Required task 1:
Answer these questions from the open-source roundup, one line each:
(a) Which company worked with Peking University on Pyramid Flow Matching?
(b) What resolution and frame rate does the roundup give for its videos?
(c) In which two areas does Aria do especially well?
Required task 2:
Reproduce the open-source roundup word for word, starting with "Discover exciting AI" and going on through "and document understanding.".
Required task 3:
List every figure that the open-source roundup gives for the videos Pyramid Flow Matching generates.
* Start Supplied passage *
Today's Open Source (2024-10-11): Peking University & Kuaishou's Pyramid Flow Matching for Quick 10-Second Videos.
Discover exciting AI open-source projects: from Pyramidal Flow Matching for quick video generation to Aria's multimodal capabilities.
Here are some interesting AI open-source models and frameworks I wanted to share today:
Project: Pyramidal Flow Matching
Peking University, in collaboration with Kuaishou, has open-sourced Pyramid Flow Matching, an efficient autoregressive video generation method based on flow matching.
This project is trained solely on open-source datasets and can generate high-quality 10-second videos at a resolution of 768p and a frame rate of 24 FPS, naturally supporting generation from images to videos.
https://github.com/jy0205/Pyramid-Flow
Project: Aria
Aria is a multimodal local mixture of expert models that excels in various multimodal, language, and coding tasks, particularly in video and document understanding.
* End Supplied passage *
* Start Source material *
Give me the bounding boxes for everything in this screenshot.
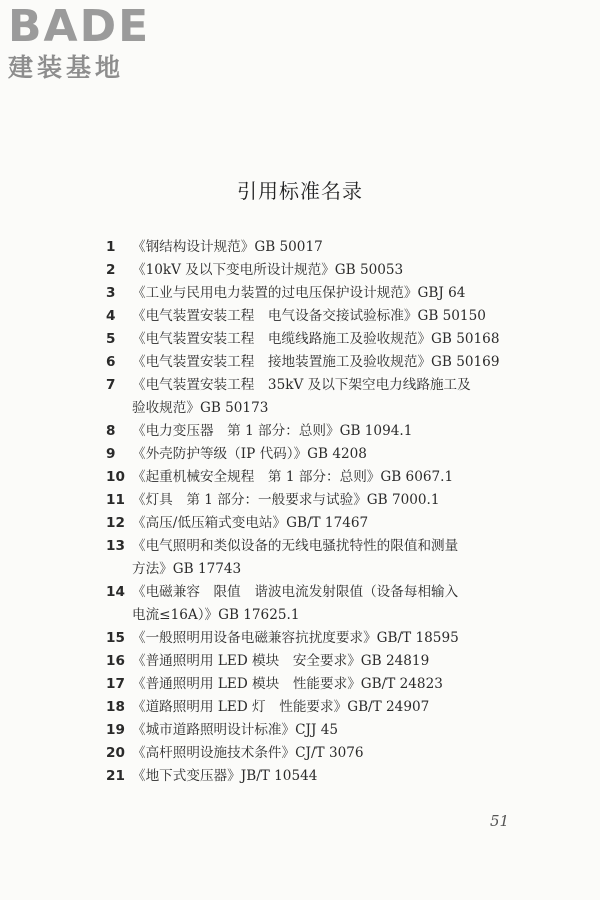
* End Source material *
Task response 1:
(a) Kuaishou
(b) 768p at 24 FPS
(c) Video and document understanding

Task response 2:
Discover exciting AI open-source projects: from Pyramidal Flow Matching for quick video generation to Aria's multimodal capabilities.
Here are some interesting AI open-source models and frameworks I wanted to share today:
Project: Pyramidal Flow Matching
Peking University, in collaboration with Kuaishou, has open-sourced Pyramid Flow Matching, an efficient autoregressive video generation method based on flow matching.
This project is trained solely on open-source datasets and can generate high-quality 10-second videos at a resolution of 768p and a frame rate of 24 FPS, naturally supporting generation from images to videos.
https://github.com/jy0205/Pyramid-Flow
Project: Aria
Aria is a multimodal local mixture of expert models that excels in various multimodal, language, and coding tasks, particularly in video and document understanding.

Task response 3:
- 10 seconds long
- 768p resolution
- 24 FPS frame rate